*Task brief*: Give, as a bare number, the count of lines that contain the word "xlabel".

— BEGIN Exercise inputs —

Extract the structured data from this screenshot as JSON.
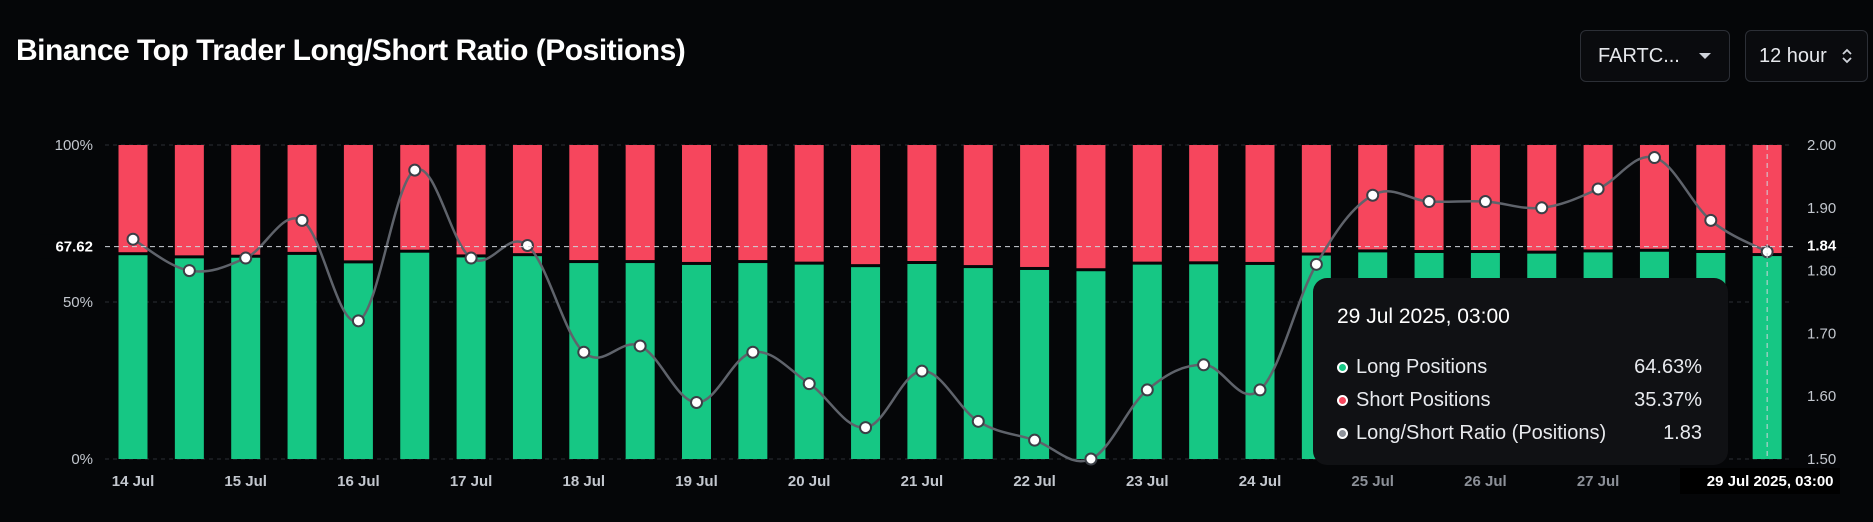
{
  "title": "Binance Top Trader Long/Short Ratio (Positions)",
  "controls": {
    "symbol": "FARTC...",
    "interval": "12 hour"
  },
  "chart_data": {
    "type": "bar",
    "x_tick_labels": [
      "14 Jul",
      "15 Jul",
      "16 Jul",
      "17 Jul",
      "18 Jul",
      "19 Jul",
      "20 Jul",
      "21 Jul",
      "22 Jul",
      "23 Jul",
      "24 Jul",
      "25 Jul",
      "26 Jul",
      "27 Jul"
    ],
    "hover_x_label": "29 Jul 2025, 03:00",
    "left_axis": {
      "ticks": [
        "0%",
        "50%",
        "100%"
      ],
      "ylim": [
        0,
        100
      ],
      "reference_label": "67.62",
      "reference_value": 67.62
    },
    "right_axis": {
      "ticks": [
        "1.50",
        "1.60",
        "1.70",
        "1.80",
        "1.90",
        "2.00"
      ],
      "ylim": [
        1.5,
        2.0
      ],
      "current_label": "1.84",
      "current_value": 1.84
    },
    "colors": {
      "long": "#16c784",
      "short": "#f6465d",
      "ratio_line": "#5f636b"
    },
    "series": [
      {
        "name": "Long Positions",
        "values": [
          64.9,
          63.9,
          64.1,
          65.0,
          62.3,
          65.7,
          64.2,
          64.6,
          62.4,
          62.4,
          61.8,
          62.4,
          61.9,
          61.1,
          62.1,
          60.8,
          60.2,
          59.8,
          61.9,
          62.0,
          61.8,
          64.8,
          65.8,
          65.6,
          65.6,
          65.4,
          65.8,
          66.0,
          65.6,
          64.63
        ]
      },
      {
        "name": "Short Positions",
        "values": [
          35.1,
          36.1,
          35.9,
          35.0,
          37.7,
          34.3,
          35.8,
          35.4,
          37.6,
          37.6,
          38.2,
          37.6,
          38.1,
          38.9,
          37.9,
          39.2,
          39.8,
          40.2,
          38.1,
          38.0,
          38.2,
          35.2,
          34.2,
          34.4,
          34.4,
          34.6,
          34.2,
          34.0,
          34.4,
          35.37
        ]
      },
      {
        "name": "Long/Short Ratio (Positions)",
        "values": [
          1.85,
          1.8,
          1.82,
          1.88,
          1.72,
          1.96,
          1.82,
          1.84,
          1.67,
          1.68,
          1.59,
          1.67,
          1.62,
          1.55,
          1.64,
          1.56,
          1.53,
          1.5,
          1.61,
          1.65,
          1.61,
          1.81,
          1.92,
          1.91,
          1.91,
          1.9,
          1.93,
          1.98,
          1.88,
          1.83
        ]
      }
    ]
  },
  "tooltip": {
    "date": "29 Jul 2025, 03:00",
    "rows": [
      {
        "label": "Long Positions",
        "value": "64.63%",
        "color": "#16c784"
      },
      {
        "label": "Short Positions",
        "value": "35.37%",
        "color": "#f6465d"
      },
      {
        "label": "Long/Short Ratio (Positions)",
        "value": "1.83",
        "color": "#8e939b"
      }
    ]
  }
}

— END Exercise inputs —
— BEGIN Exercise inputs —

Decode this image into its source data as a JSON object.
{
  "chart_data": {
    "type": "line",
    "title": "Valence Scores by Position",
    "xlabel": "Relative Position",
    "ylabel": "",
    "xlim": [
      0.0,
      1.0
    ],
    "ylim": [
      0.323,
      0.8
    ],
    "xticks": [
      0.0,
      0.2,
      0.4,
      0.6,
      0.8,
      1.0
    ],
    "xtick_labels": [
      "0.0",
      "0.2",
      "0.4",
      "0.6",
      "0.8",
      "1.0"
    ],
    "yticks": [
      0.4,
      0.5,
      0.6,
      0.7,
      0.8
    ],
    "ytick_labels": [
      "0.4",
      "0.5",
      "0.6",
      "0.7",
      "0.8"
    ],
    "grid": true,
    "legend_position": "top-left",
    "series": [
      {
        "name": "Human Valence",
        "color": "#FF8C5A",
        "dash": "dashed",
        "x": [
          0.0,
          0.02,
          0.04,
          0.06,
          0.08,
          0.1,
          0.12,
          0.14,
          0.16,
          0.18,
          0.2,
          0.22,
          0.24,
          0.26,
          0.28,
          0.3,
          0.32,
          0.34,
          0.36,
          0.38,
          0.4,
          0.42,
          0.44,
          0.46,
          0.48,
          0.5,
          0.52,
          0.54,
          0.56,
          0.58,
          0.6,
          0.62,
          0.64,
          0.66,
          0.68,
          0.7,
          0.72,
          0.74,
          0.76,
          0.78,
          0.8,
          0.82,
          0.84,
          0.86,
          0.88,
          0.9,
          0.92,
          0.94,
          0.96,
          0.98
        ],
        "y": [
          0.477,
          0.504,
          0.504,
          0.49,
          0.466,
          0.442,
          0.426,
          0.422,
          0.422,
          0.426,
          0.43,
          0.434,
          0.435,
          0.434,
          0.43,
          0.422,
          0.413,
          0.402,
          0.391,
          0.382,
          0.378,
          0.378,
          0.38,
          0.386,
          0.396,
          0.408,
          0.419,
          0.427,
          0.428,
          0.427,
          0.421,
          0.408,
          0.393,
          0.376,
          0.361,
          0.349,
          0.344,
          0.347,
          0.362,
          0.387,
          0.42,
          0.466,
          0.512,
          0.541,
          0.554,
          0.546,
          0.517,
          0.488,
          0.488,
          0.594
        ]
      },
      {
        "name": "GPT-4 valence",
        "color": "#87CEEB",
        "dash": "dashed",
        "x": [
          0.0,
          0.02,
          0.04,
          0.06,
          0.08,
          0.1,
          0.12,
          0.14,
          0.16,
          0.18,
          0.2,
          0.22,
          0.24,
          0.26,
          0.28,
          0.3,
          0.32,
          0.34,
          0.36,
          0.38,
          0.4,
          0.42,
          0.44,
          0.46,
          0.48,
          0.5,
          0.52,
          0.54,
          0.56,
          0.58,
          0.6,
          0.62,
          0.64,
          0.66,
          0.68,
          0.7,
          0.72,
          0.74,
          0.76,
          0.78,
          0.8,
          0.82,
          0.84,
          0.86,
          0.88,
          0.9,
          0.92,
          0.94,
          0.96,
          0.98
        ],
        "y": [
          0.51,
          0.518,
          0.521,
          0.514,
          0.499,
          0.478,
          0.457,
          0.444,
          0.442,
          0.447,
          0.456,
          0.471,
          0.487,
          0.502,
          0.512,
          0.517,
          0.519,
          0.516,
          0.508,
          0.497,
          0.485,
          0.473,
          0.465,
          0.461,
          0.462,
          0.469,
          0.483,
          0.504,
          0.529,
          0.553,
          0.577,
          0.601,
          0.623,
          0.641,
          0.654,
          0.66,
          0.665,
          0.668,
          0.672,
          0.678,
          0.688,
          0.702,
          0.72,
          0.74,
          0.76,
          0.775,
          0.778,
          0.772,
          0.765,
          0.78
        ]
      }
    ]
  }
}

— END Exercise inputs —
— BEGIN Exercise inputs —

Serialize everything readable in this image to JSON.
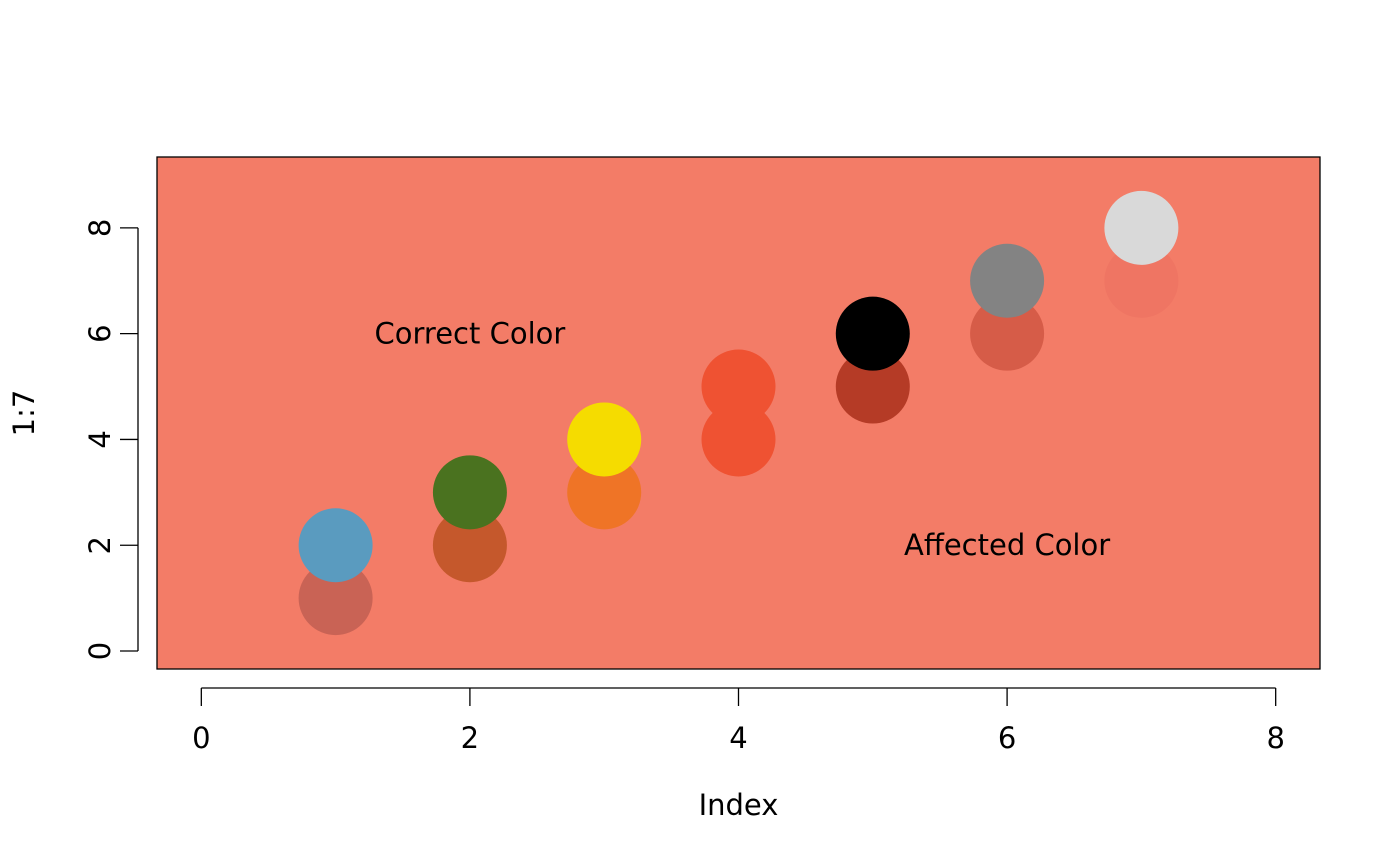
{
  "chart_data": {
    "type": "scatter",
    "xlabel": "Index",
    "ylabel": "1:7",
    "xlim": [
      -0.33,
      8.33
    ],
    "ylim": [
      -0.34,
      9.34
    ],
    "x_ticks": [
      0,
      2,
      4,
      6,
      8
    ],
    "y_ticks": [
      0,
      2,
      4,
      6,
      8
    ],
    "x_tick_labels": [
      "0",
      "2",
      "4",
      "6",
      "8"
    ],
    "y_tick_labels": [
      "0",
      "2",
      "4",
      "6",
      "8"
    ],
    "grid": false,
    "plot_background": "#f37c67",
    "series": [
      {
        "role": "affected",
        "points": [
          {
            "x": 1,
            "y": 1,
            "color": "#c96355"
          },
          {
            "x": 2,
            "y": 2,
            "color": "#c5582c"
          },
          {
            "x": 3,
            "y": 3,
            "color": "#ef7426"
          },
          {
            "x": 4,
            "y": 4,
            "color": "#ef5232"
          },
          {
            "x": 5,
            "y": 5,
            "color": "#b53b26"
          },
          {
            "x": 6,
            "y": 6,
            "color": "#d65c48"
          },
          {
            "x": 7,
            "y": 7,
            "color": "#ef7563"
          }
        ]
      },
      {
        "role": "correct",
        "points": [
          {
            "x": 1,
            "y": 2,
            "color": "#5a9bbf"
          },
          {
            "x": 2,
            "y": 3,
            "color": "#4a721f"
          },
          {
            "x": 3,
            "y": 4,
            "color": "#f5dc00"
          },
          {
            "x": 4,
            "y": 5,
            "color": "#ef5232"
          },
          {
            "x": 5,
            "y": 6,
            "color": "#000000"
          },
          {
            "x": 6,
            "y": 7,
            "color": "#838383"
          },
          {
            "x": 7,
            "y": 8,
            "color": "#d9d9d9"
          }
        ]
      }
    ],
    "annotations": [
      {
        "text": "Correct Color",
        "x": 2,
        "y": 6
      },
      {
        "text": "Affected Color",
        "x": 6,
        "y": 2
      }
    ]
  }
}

— END Exercise inputs —

*Reply*: 2